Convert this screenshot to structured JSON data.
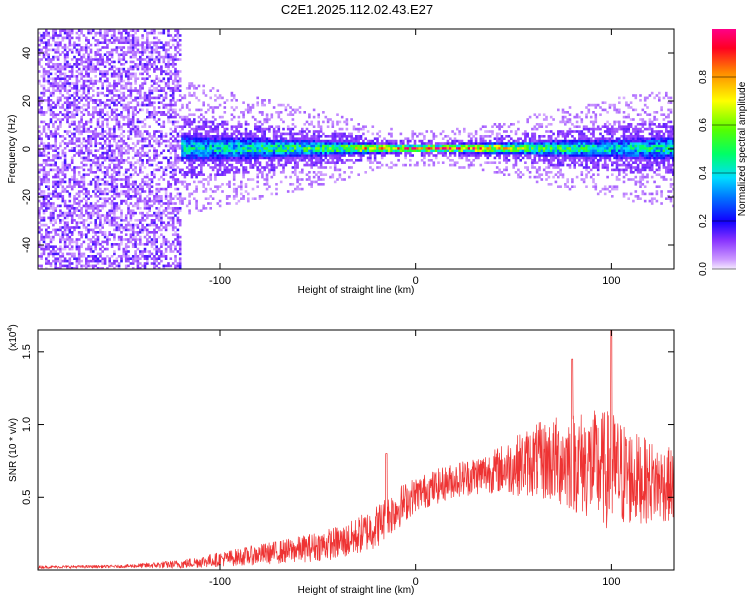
{
  "chart_data": [
    {
      "type": "heatmap",
      "title": "C2E1.2025.112.02.43.E27",
      "xlabel": "Height of straight line (km)",
      "ylabel": "Frequency (Hz)",
      "xlim": [
        -193,
        132
      ],
      "ylim": [
        -50,
        50
      ],
      "xticks": [
        -100,
        0,
        100
      ],
      "yticks": [
        -40,
        -20,
        0,
        20,
        40
      ],
      "grid": false,
      "description_of_data": "Spectral power vs height: diffuse noise below -120 km, a narrow band centered near 0 Hz from -120 km to 132 km, widening toward both ends, peak amplitude near 0 km",
      "band": {
        "x_start": -120,
        "center_hz": 0,
        "profile": [
          {
            "x": -120,
            "half_width_hz": 8,
            "peak_amp": 0.45
          },
          {
            "x": -80,
            "half_width_hz": 6,
            "peak_amp": 0.5
          },
          {
            "x": -40,
            "half_width_hz": 4,
            "peak_amp": 0.6
          },
          {
            "x": -20,
            "half_width_hz": 2.5,
            "peak_amp": 0.9
          },
          {
            "x": 0,
            "half_width_hz": 2,
            "peak_amp": 1.0
          },
          {
            "x": 30,
            "half_width_hz": 2.5,
            "peak_amp": 0.95
          },
          {
            "x": 60,
            "half_width_hz": 4,
            "peak_amp": 0.6
          },
          {
            "x": 100,
            "half_width_hz": 6,
            "peak_amp": 0.45
          },
          {
            "x": 132,
            "half_width_hz": 7,
            "peak_amp": 0.5
          }
        ]
      },
      "colorbar": {
        "label": "Normalized spectral amplitude",
        "range": [
          0,
          1
        ],
        "ticks": [
          0.0,
          0.2,
          0.4,
          0.6,
          0.8
        ]
      }
    },
    {
      "type": "line",
      "title": "",
      "xlabel": "Height of straight line (km)",
      "ylabel": "SNR (10 * v/v)",
      "scale_note": "(x10",
      "scale_exp": "4",
      "scale_close": ")",
      "xlim": [
        -193,
        132
      ],
      "ylim": [
        0,
        1.65
      ],
      "xticks": [
        -100,
        0,
        100
      ],
      "yticks": [
        0.5,
        1.0,
        1.5
      ],
      "ytick_labels": [
        "0.5",
        "1.0",
        "1.5"
      ],
      "grid": false,
      "series": [
        {
          "name": "SNR",
          "color": "#ee3333",
          "envelope": [
            {
              "x": -193,
              "mean": 0.02,
              "amp": 0.01
            },
            {
              "x": -150,
              "mean": 0.025,
              "amp": 0.01
            },
            {
              "x": -120,
              "mean": 0.04,
              "amp": 0.03
            },
            {
              "x": -90,
              "mean": 0.09,
              "amp": 0.06
            },
            {
              "x": -60,
              "mean": 0.14,
              "amp": 0.09
            },
            {
              "x": -35,
              "mean": 0.2,
              "amp": 0.12
            },
            {
              "x": -20,
              "mean": 0.3,
              "amp": 0.15
            },
            {
              "x": -10,
              "mean": 0.42,
              "amp": 0.15
            },
            {
              "x": 0,
              "mean": 0.52,
              "amp": 0.12
            },
            {
              "x": 20,
              "mean": 0.62,
              "amp": 0.12
            },
            {
              "x": 40,
              "mean": 0.68,
              "amp": 0.15
            },
            {
              "x": 60,
              "mean": 0.75,
              "amp": 0.25
            },
            {
              "x": 80,
              "mean": 0.75,
              "amp": 0.35
            },
            {
              "x": 100,
              "mean": 0.68,
              "amp": 0.42
            },
            {
              "x": 115,
              "mean": 0.62,
              "amp": 0.3
            },
            {
              "x": 132,
              "mean": 0.58,
              "amp": 0.25
            }
          ],
          "peaks": [
            {
              "x": -15,
              "value": 0.8
            },
            {
              "x": 80,
              "value": 1.45
            },
            {
              "x": 100,
              "value": 1.65
            }
          ]
        }
      ]
    }
  ],
  "colors": {
    "line": "#ee3333",
    "axis": "#000000",
    "background": "#ffffff"
  }
}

§ **TO BE DONE**
Give the number of lines in the records that contain the string "ylabel", and nothing besides.

§ **FINAL ANSWER**
2